- _Direction_
Using the listing below, copy every line that mentions "status".

- _Material to process_
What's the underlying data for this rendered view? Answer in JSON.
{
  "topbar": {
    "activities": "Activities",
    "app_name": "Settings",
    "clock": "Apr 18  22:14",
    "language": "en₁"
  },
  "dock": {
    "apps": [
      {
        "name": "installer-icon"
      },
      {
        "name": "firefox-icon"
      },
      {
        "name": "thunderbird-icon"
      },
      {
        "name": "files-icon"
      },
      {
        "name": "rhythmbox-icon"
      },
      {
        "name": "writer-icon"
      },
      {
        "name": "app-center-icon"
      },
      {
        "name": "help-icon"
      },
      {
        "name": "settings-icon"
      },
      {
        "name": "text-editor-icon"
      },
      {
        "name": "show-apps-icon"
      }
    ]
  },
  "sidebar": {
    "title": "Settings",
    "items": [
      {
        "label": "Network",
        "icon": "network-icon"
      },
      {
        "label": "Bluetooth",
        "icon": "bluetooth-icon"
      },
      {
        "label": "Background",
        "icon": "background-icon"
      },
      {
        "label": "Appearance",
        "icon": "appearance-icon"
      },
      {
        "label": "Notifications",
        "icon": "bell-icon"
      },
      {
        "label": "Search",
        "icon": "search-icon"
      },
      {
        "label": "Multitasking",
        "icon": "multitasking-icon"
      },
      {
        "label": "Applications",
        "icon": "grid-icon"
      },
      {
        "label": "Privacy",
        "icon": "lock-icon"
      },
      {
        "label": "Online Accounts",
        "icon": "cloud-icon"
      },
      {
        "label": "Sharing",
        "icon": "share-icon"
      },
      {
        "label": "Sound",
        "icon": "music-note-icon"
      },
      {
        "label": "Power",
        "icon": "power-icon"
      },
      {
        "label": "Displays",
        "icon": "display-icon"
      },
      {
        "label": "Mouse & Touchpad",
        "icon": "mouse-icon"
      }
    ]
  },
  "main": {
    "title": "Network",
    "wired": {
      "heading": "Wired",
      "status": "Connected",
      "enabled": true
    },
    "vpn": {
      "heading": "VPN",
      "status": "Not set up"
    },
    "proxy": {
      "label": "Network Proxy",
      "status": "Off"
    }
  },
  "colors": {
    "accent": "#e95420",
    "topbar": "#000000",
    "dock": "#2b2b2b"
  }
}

- _Response to the exercise_
      "status": "Connected",
      "status": "Not set up"
      "status": "Off"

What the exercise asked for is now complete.